▶ TASK GOAL: Write every line of the material out exactly as shown.

Data entries
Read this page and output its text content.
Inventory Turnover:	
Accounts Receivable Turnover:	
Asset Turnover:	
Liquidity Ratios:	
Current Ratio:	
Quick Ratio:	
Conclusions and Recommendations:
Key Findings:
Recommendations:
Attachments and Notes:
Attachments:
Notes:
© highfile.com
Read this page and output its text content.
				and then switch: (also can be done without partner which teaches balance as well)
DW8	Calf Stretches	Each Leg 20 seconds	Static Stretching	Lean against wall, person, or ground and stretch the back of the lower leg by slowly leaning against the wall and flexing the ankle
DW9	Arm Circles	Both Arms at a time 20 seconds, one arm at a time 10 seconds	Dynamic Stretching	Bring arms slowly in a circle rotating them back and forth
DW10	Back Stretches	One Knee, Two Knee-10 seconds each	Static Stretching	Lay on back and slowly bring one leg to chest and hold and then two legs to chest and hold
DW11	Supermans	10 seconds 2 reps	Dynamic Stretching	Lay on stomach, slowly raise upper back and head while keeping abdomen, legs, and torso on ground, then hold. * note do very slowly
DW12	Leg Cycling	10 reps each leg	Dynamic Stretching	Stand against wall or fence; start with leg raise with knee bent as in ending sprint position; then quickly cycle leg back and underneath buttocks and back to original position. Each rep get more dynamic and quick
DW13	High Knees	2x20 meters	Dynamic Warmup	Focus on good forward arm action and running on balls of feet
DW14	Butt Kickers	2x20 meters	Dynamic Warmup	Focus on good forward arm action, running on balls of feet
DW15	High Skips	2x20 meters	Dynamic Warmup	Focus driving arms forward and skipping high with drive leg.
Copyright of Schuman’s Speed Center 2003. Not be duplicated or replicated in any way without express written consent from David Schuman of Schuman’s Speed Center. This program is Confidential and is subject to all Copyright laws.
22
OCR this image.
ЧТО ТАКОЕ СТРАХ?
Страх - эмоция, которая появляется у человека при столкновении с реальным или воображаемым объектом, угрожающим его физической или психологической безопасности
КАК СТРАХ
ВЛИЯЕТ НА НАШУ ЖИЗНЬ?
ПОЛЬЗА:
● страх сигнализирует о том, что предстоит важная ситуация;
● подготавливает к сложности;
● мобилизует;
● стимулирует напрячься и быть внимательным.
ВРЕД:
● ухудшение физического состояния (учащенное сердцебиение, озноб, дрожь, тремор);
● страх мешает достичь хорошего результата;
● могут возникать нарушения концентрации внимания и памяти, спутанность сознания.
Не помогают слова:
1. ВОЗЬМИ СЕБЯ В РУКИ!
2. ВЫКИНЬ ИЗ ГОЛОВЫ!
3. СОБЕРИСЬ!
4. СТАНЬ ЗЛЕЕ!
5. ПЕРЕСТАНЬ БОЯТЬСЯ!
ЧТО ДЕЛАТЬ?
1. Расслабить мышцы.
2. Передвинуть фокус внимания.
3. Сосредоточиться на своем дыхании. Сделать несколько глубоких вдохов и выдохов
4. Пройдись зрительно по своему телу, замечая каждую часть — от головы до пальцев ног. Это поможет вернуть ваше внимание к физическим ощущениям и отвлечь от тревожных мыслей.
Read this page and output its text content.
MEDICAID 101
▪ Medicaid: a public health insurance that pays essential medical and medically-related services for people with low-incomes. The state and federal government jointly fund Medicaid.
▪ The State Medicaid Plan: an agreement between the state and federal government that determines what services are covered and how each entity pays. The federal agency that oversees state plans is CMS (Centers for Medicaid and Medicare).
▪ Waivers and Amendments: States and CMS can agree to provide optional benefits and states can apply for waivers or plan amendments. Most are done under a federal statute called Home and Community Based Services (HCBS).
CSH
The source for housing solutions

▶ RESPONSE TO THE EXERCISE:
Read this page and output its text content.
Inventory Turnover:	
Accounts Receivable Turnover:	
Asset Turnover:	
Liquidity Ratios:	
Current Ratio:	
Quick Ratio:	
Conclusions and Recommendations:
Key Findings:
Recommendations:
Attachments and Notes:
Attachments:
Notes:
© highfile.com
Read this page and output its text content.
				and then switch: (also can be done without partner which teaches balance as well)
DW8	Calf Stretches	Each Leg 20 seconds	Static Stretching	Lean against wall, person, or ground and stretch the back of the lower leg by slowly leaning against the wall and flexing the ankle
DW9	Arm Circles	Both Arms at a time 20 seconds, one arm at a time 10 seconds	Dynamic Stretching	Bring arms slowly in a circle rotating them back and forth
DW10	Back Stretches	One Knee, Two Knee-10 seconds each	Static Stretching	Lay on back and slowly bring one leg to chest and hold and then two legs to chest and hold
DW11	Supermans	10 seconds 2 reps	Dynamic Stretching	Lay on stomach, slowly raise upper back and head while keeping abdomen, legs, and torso on ground, then hold. * note do very slowly
DW12	Leg Cycling	10 reps each leg	Dynamic Stretching	Stand against wall or fence; start with leg raise with knee bent as in ending sprint position; then quickly cycle leg back and underneath buttocks and back to original position. Each rep get more dynamic and quick
DW13	High Knees	2x20 meters	Dynamic Warmup	Focus on good forward arm action and running on balls of feet
DW14	Butt Kickers	2x20 meters	Dynamic Warmup	Focus on good forward arm action, running on balls of feet
DW15	High Skips	2x20 meters	Dynamic Warmup	Focus driving arms forward and skipping high with drive leg.
Copyright of Schuman’s Speed Center 2003. Not be duplicated or replicated in any way without express written consent from David Schuman of Schuman’s Speed Center. This program is Confidential and is subject to all Copyright laws.
22
OCR this image.
ЧТО ТАКОЕ СТРАХ?
Страх - эмоция, которая появляется у человека при столкновении с реальным или воображаемым объектом, угрожающим его физической или психологической безопасности
КАК СТРАХ
ВЛИЯЕТ НА НАШУ ЖИЗНЬ?
ПОЛЬЗА:
● страх сигнализирует о том, что предстоит важная ситуация;
● подготавливает к сложности;
● мобилизует;
● стимулирует напрячься и быть внимательным.
ВРЕД:
● ухудшение физического состояния (учащенное сердцебиение, озноб, дрожь, тремор);
● страх мешает достичь хорошего результата;
● могут возникать нарушения концентрации внимания и памяти, спутанность сознания.
Не помогают слова:
1. ВОЗЬМИ СЕБЯ В РУКИ!
2. ВЫКИНЬ ИЗ ГОЛОВЫ!
3. СОБЕРИСЬ!
4. СТАНЬ ЗЛЕЕ!
5. ПЕРЕСТАНЬ БОЯТЬСЯ!
ЧТО ДЕЛАТЬ?
1. Расслабить мышцы.
2. Передвинуть фокус внимания.
3. Сосредоточиться на своем дыхании. Сделать несколько глубоких вдохов и выдохов
4. Пройдись зрительно по своему телу, замечая каждую часть — от головы до пальцев ног. Это поможет вернуть ваше внимание к физическим ощущениям и отвлечь от тревожных мыслей.
Read this page and output its text content.
MEDICAID 101
▪ Medicaid: a public health insurance that pays essential medical and medically-related services for people with low-incomes. The state and federal government jointly fund Medicaid.
▪ The State Medicaid Plan: an agreement between the state and federal government that determines what services are covered and how each entity pays. The federal agency that oversees state plans is CMS (Centers for Medicaid and Medicare).
▪ Waivers and Amendments: States and CMS can agree to provide optional benefits and states can apply for waivers or plan amendments. Most are done under a federal statute called Home and Community Based Services (HCBS).
CSH
The source for housing solutions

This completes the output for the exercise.